**MATERIAL FOR THIS TASK**:
|---|

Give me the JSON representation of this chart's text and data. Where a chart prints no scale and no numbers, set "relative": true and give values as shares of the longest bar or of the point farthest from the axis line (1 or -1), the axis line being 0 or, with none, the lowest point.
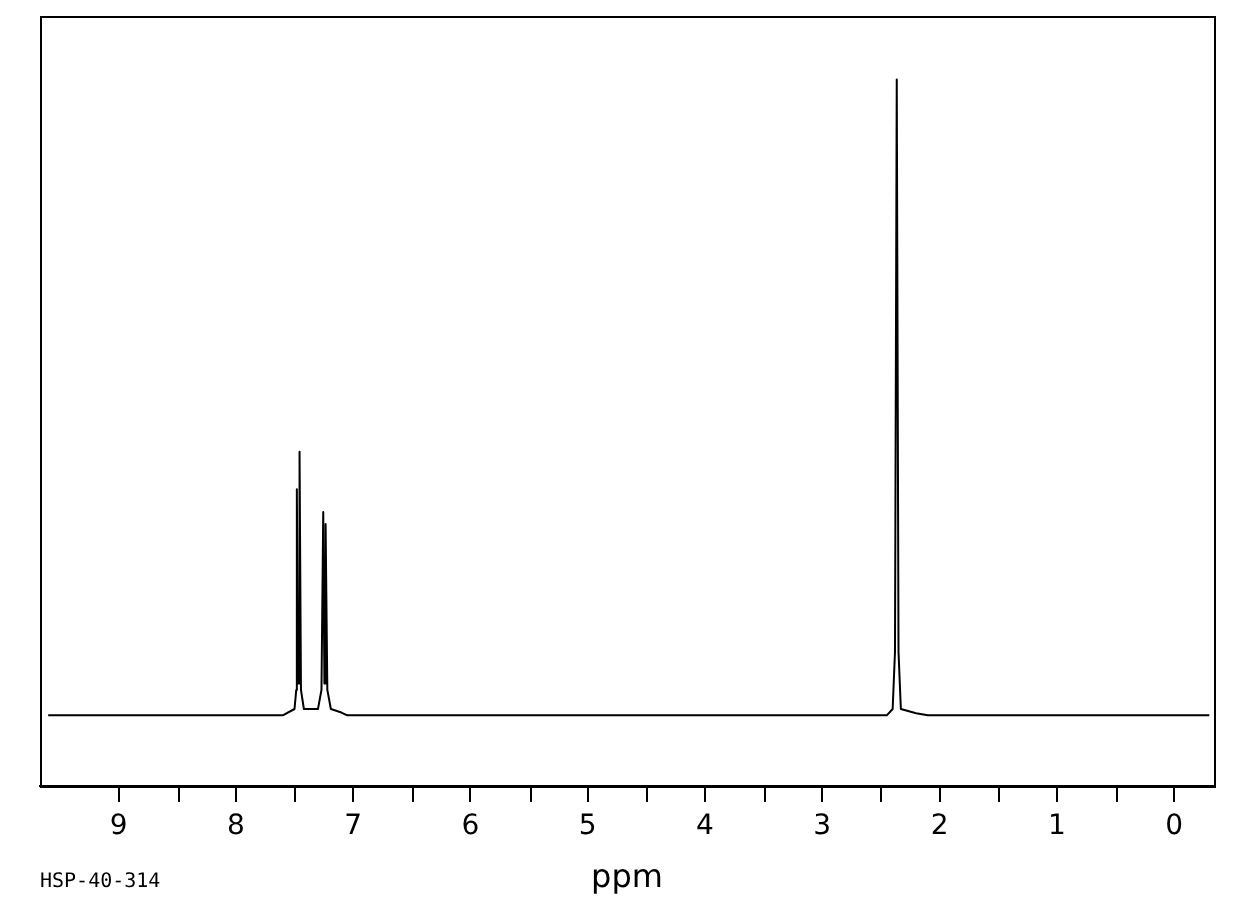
{
  "chart_data": {
    "type": "line",
    "relative": true,
    "xlabel": "ppm",
    "annotations": [
      "HSP-40-314"
    ],
    "xlim": [
      9.67,
      -0.34
    ],
    "xticks": [
      9,
      {
        "value": 8.5,
        "label": null
      },
      8,
      {
        "value": 7.5,
        "label": null
      },
      7,
      {
        "value": 6.5,
        "label": null
      },
      6,
      {
        "value": 5.5,
        "label": null
      },
      5,
      {
        "value": 4.5,
        "label": null
      },
      4,
      {
        "value": 3.5,
        "label": null
      },
      3,
      {
        "value": 2.5,
        "label": null
      },
      2,
      {
        "value": 1.5,
        "label": null
      },
      1,
      {
        "value": 0.5,
        "label": null
      },
      0
    ],
    "grid": false,
    "legend": false,
    "marker": "none",
    "line_style": "solid",
    "series": [
      {
        "color": "#000000",
        "x": [
          9.6,
          7.6,
          7.5,
          7.485,
          7.48,
          7.47,
          7.457,
          7.445,
          7.42,
          7.3,
          7.27,
          7.255,
          7.245,
          7.235,
          7.22,
          7.19,
          7.1,
          7.05,
          2.45,
          2.4,
          2.38,
          2.365,
          2.35,
          2.33,
          2.2,
          2.1,
          -0.3
        ],
        "values": [
          0.1,
          0.1,
          0.109,
          0.136,
          0.42,
          0.145,
          0.473,
          0.136,
          0.109,
          0.109,
          0.136,
          0.388,
          0.145,
          0.371,
          0.136,
          0.109,
          0.104,
          0.1,
          0.1,
          0.109,
          0.19,
          1,
          0.19,
          0.109,
          0.103,
          0.1,
          0.1
        ]
      }
    ]
  }
}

|---|

**DIRECTIONS FOR THIS TASK**: Each entry above is to be written out again unchanged, apart from the pictures, which are left out.

**WRITTEN REPLY**:
Give me the JSON representation of this chart's text and data. Where a chart prints no scale and no numbers, set "relative": true and give values as shares of the longest bar or of the point farthest from the axis line (1 or -1), the axis line being 0 or, with none, the lowest point.
{
  "chart_data": {
    "type": "line",
    "relative": true,
    "xlabel": "ppm",
    "annotations": [
      "HSP-40-314"
    ],
    "xlim": [
      9.67,
      -0.34
    ],
    "xticks": [
      9,
      {
        "value": 8.5,
        "label": null
      },
      8,
      {
        "value": 7.5,
        "label": null
      },
      7,
      {
        "value": 6.5,
        "label": null
      },
      6,
      {
        "value": 5.5,
        "label": null
      },
      5,
      {
        "value": 4.5,
        "label": null
      },
      4,
      {
        "value": 3.5,
        "label": null
      },
      3,
      {
        "value": 2.5,
        "label": null
      },
      2,
      {
        "value": 1.5,
        "label": null
      },
      1,
      {
        "value": 0.5,
        "label": null
      },
      0
    ],
    "grid": false,
    "legend": false,
    "marker": "none",
    "line_style": "solid",
    "series": [
      {
        "color": "#000000",
        "x": [
          9.6,
          7.6,
          7.5,
          7.485,
          7.48,
          7.47,
          7.457,
          7.445,
          7.42,
          7.3,
          7.27,
          7.255,
          7.245,
          7.235,
          7.22,
          7.19,
          7.1,
          7.05,
          2.45,
          2.4,
          2.38,
          2.365,
          2.35,
          2.33,
          2.2,
          2.1,
          -0.3
        ],
        "values": [
          0.1,
          0.1,
          0.109,
          0.136,
          0.42,
          0.145,
          0.473,
          0.136,
          0.109,
          0.109,
          0.136,
          0.388,
          0.145,
          0.371,
          0.136,
          0.109,
          0.104,
          0.1,
          0.1,
          0.109,
          0.19,
          1,
          0.19,
          0.109,
          0.103,
          0.1,
          0.1
        ]
      }
    ]
  }
}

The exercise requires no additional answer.